++++ Excerpted records ++++

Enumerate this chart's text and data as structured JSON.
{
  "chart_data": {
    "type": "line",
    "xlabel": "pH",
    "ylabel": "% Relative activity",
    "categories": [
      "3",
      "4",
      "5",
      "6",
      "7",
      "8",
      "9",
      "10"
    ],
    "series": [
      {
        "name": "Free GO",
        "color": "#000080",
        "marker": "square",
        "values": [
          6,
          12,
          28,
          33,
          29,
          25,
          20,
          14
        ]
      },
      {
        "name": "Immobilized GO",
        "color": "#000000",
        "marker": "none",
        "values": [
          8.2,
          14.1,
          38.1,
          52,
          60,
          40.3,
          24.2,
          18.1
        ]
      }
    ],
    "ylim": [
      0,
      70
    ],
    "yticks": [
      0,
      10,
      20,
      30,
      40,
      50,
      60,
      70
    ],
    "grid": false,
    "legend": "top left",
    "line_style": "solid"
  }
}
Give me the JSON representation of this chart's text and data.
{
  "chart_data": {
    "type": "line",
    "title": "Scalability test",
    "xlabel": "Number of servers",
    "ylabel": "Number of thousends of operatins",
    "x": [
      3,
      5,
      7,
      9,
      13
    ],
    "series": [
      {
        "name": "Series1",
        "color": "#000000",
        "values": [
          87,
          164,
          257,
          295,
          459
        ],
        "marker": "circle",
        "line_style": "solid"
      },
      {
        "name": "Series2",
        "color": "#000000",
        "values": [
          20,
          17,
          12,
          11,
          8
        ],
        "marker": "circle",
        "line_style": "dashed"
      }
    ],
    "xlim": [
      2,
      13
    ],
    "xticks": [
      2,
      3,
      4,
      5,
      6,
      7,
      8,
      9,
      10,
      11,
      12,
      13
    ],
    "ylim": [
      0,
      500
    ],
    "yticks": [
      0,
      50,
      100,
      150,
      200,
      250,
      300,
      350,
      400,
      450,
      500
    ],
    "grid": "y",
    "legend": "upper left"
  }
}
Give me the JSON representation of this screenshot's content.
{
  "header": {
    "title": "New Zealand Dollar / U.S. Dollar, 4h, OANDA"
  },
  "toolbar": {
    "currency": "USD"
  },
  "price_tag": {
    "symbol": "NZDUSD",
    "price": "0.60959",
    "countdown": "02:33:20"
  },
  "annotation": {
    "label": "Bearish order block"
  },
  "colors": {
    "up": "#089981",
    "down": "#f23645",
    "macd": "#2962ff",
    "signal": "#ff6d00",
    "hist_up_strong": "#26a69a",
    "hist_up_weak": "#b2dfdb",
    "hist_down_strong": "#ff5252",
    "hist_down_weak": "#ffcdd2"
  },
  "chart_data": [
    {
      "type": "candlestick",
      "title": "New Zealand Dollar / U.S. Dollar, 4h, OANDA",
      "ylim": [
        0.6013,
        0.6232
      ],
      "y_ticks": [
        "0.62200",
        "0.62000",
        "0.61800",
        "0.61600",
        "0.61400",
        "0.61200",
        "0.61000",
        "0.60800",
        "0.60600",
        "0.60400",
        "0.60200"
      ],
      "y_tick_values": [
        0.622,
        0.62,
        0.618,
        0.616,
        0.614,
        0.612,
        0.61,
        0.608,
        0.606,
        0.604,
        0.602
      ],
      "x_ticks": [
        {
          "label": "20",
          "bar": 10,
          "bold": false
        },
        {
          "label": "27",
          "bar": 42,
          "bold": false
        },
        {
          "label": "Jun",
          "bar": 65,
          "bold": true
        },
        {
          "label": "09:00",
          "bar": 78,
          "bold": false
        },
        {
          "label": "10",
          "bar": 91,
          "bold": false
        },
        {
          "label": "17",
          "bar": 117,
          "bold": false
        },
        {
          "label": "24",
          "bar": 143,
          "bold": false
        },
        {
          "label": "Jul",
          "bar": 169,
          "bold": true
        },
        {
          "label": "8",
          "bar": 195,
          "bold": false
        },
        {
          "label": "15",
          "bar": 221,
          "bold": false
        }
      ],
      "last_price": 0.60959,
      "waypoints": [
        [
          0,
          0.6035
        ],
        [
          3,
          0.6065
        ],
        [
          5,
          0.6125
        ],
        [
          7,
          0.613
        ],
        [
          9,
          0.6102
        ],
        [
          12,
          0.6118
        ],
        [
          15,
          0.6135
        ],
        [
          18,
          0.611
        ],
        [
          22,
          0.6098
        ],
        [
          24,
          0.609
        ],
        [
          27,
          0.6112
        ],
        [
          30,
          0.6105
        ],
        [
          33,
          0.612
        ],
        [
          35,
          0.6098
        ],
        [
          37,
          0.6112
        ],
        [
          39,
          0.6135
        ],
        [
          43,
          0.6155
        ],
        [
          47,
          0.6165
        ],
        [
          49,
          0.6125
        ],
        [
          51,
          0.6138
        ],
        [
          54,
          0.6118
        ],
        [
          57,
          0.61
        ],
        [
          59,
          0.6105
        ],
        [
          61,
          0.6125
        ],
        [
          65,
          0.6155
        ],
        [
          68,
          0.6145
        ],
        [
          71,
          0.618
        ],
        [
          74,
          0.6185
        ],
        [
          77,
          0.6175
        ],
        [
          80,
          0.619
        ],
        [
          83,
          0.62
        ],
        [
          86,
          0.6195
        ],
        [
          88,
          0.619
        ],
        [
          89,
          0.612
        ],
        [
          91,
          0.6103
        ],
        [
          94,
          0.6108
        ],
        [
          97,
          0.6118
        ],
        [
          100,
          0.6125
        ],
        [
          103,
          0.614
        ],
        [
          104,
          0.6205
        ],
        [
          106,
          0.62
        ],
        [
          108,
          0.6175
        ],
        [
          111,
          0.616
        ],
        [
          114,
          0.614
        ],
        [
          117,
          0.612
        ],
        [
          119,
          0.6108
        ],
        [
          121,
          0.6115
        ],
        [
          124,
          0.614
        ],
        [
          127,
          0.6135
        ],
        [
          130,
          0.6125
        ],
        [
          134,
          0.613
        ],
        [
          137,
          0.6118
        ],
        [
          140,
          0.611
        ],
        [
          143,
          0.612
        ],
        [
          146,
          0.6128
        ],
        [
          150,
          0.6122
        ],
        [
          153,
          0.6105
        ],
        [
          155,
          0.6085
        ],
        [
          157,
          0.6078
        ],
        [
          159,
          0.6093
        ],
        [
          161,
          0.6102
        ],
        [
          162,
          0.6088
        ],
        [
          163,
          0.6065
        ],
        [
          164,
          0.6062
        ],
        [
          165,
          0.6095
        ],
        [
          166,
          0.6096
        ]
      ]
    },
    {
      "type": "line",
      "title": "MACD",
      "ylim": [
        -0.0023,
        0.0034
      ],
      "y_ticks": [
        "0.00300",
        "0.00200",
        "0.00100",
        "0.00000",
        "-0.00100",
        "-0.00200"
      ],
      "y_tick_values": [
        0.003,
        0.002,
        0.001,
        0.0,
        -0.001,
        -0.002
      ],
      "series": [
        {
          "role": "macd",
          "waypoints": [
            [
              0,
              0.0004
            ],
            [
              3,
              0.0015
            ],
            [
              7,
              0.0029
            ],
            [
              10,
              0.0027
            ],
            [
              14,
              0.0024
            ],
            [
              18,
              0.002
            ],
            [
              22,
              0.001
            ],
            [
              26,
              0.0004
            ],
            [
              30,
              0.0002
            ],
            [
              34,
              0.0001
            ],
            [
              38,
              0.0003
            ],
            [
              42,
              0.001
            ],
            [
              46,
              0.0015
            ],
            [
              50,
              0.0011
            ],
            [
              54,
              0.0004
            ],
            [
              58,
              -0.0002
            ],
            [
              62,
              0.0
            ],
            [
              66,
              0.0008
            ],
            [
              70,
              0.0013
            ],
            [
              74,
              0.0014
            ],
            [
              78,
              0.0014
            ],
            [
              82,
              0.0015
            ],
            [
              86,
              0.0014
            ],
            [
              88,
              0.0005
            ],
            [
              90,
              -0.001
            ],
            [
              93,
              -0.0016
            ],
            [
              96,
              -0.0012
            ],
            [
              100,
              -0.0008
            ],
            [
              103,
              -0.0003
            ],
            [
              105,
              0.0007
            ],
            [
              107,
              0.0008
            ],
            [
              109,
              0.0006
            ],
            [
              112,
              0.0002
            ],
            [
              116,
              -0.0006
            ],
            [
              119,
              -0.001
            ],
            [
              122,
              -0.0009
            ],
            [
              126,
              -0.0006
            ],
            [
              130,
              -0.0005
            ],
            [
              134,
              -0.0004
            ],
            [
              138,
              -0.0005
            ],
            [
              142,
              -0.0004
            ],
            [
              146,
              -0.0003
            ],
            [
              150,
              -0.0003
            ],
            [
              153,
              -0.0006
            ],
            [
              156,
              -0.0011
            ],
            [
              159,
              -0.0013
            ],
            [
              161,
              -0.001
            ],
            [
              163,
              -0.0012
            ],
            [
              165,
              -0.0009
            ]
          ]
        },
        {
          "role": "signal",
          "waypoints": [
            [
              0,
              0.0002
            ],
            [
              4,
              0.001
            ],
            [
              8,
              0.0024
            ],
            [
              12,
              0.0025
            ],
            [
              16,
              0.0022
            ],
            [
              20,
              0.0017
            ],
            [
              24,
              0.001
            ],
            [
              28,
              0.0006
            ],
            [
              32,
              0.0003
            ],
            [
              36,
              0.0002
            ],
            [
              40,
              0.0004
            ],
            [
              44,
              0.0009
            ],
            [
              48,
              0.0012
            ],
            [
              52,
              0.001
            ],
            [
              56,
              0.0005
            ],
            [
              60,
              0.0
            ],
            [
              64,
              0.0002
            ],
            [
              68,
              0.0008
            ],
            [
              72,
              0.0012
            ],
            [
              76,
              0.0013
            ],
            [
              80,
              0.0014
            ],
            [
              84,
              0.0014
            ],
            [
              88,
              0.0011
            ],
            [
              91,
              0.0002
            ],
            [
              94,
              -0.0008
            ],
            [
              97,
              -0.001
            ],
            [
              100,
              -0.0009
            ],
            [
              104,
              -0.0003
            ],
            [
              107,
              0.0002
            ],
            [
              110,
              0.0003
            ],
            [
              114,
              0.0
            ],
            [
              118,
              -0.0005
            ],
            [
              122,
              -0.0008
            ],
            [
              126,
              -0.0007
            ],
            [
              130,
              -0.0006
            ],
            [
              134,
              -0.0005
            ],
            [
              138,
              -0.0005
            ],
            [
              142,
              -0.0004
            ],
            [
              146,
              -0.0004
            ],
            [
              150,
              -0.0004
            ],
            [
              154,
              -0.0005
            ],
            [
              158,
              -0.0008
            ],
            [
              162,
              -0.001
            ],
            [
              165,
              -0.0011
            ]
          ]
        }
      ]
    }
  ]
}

++++

• _Written exercise_:
In the listing, find each line with the string "representation" and copy it.

• _Output below_:
Give me the JSON representation of this chart's text and data.
Give me the JSON representation of this screenshot's content.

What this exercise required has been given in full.